## Exercise brief
Copy every line of the records below where the word "name" occurs.

## Recorded data

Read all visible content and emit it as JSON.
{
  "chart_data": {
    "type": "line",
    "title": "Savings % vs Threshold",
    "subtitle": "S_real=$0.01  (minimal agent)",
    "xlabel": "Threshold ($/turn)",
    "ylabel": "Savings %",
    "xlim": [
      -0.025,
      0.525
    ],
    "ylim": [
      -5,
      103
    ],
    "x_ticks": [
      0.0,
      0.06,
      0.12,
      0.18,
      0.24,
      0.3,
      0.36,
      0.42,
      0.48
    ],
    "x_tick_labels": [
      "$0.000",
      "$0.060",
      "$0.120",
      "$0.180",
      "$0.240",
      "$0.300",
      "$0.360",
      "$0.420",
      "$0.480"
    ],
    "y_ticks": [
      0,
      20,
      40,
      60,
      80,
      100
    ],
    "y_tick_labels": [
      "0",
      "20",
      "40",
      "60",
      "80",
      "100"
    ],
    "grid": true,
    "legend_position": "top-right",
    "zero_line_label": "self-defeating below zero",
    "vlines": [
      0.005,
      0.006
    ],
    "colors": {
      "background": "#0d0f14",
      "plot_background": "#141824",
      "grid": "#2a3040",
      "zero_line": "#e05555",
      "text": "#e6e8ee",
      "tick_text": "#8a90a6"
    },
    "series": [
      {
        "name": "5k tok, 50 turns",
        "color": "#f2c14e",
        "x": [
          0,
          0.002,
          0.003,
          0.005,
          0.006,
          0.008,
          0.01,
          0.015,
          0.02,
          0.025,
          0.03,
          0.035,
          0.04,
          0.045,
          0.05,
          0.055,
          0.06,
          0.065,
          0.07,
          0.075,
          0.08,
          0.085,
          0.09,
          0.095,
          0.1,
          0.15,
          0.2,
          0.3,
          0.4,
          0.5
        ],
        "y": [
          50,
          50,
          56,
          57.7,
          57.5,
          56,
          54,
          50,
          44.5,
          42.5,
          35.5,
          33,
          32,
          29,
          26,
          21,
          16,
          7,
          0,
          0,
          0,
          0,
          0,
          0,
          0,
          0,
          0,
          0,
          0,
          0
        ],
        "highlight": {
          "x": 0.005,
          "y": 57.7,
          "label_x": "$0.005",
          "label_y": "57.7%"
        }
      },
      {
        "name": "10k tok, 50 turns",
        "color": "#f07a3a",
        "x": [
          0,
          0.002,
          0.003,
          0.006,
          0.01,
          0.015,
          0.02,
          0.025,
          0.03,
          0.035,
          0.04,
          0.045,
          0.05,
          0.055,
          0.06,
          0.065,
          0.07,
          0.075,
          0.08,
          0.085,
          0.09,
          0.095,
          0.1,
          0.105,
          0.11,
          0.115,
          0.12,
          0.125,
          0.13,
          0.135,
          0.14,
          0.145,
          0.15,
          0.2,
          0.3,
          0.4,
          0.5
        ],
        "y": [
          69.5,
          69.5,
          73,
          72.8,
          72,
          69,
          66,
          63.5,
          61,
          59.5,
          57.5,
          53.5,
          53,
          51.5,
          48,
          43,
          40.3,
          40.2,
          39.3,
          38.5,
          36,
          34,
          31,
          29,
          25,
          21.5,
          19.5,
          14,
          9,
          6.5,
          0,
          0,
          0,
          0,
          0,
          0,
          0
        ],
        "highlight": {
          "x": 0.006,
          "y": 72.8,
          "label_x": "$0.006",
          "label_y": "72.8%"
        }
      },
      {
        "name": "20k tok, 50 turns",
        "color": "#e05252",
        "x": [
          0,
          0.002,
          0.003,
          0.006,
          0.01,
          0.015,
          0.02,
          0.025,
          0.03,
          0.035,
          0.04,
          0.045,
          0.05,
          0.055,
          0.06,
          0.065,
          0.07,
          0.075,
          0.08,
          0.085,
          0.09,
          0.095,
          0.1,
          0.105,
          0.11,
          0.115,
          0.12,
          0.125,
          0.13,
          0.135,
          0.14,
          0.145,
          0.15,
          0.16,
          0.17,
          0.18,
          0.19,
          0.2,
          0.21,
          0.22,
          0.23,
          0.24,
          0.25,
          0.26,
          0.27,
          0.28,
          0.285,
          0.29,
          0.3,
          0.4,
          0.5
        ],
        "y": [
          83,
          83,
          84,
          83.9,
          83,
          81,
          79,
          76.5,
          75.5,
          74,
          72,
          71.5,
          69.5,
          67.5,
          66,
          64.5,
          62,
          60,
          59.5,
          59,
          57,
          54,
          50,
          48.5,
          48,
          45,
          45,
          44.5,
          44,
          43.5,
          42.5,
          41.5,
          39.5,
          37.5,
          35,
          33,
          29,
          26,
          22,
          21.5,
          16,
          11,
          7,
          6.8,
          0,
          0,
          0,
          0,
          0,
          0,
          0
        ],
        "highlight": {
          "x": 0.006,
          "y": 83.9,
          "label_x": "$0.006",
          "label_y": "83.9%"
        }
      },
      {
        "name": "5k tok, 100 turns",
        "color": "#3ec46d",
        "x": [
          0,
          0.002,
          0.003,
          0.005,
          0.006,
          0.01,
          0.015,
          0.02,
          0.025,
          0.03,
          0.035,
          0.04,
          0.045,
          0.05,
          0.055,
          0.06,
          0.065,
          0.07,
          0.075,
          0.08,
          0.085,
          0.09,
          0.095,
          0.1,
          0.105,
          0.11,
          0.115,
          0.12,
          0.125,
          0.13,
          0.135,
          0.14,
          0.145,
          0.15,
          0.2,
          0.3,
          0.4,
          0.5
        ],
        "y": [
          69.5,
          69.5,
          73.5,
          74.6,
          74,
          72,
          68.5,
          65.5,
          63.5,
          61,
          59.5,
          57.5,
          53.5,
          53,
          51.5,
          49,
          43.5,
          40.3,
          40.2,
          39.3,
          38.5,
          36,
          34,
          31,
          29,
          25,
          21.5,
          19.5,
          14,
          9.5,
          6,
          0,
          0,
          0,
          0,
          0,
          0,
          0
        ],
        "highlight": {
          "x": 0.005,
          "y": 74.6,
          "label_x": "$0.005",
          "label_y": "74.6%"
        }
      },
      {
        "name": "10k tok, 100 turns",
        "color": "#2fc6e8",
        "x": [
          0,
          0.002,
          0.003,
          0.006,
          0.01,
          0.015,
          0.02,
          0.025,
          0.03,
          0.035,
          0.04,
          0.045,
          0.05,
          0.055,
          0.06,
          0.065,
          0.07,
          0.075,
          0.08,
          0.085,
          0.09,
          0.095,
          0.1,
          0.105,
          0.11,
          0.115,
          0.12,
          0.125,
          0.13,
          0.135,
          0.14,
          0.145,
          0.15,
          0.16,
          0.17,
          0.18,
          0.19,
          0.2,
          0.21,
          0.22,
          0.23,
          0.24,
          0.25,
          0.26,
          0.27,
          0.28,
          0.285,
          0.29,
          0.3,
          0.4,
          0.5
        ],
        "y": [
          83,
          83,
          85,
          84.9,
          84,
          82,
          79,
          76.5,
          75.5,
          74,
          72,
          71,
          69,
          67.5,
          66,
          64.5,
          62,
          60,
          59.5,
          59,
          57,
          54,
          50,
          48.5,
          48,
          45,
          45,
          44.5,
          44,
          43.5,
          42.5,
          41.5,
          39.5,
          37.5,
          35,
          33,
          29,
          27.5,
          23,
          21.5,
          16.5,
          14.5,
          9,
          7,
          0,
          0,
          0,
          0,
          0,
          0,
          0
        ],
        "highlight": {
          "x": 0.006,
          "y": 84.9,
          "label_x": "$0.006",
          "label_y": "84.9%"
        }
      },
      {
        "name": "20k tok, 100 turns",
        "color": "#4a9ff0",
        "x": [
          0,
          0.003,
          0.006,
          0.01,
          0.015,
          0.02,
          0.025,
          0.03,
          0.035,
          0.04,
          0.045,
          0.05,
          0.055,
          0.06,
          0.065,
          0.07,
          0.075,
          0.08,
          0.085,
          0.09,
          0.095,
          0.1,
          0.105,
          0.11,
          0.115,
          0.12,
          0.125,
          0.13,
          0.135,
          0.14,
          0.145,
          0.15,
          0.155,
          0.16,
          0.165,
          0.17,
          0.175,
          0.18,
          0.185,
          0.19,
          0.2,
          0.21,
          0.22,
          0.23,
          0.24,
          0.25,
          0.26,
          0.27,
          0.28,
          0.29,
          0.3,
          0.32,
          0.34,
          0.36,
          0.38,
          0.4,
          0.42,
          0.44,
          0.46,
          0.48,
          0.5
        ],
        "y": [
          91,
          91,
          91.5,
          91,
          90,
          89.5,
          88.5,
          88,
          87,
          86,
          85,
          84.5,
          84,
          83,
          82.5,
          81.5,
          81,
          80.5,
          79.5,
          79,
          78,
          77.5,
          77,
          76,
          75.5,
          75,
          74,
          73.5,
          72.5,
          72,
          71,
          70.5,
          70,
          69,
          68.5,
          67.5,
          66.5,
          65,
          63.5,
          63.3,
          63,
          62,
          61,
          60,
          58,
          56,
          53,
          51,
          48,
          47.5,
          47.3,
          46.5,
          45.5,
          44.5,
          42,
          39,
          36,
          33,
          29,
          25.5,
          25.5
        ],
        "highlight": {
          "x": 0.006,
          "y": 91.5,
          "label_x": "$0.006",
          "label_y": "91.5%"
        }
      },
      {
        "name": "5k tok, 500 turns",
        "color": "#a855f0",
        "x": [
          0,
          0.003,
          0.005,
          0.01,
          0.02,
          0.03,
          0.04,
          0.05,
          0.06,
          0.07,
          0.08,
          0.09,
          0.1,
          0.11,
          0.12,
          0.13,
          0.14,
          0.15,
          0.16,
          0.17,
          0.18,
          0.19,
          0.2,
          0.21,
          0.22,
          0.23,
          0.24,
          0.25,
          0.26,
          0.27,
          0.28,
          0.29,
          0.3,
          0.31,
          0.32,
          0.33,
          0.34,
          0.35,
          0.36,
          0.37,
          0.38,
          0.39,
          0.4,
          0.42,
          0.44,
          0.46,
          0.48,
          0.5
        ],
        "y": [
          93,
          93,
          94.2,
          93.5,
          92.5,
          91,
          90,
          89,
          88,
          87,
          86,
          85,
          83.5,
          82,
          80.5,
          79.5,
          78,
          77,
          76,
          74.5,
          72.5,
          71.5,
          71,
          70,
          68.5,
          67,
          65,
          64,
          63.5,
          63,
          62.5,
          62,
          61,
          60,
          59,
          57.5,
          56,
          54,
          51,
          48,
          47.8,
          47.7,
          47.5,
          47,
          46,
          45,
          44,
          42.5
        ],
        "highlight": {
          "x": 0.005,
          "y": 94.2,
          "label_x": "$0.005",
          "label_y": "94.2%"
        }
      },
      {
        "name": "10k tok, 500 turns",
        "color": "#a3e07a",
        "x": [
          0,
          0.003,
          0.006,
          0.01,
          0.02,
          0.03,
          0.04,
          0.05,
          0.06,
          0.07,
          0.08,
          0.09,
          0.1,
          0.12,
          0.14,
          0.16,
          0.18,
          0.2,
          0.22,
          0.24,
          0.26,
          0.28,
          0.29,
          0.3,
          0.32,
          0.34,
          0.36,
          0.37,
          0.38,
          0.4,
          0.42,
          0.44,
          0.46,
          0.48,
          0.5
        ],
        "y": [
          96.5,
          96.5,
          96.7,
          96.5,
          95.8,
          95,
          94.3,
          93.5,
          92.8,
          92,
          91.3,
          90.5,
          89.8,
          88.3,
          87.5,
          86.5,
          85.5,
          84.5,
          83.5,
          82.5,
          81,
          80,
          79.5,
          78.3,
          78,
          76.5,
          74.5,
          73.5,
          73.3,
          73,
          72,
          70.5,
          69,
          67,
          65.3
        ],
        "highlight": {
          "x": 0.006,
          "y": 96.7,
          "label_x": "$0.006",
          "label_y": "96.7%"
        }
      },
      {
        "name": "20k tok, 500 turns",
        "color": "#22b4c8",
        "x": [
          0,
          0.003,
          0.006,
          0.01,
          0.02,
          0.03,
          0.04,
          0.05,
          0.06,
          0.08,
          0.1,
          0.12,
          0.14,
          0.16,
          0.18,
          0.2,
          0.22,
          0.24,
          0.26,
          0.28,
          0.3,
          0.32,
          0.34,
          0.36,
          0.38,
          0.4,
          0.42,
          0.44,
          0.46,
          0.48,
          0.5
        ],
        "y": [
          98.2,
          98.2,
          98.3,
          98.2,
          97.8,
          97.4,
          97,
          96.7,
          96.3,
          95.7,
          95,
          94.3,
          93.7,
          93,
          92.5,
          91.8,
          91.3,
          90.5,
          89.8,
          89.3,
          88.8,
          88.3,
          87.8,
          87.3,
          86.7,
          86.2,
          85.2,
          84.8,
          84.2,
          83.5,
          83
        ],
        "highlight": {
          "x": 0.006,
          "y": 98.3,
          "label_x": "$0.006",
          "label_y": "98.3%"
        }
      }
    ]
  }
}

## Finished task
        "name": "5k tok, 50 turns",
        "name": "10k tok, 50 turns",
        "name": "20k tok, 50 turns",
        "name": "5k tok, 100 turns",
        "name": "10k tok, 100 turns",
        "name": "20k tok, 100 turns",
        "name": "5k tok, 500 turns",
        "name": "10k tok, 500 turns",
        "name": "20k tok, 500 turns",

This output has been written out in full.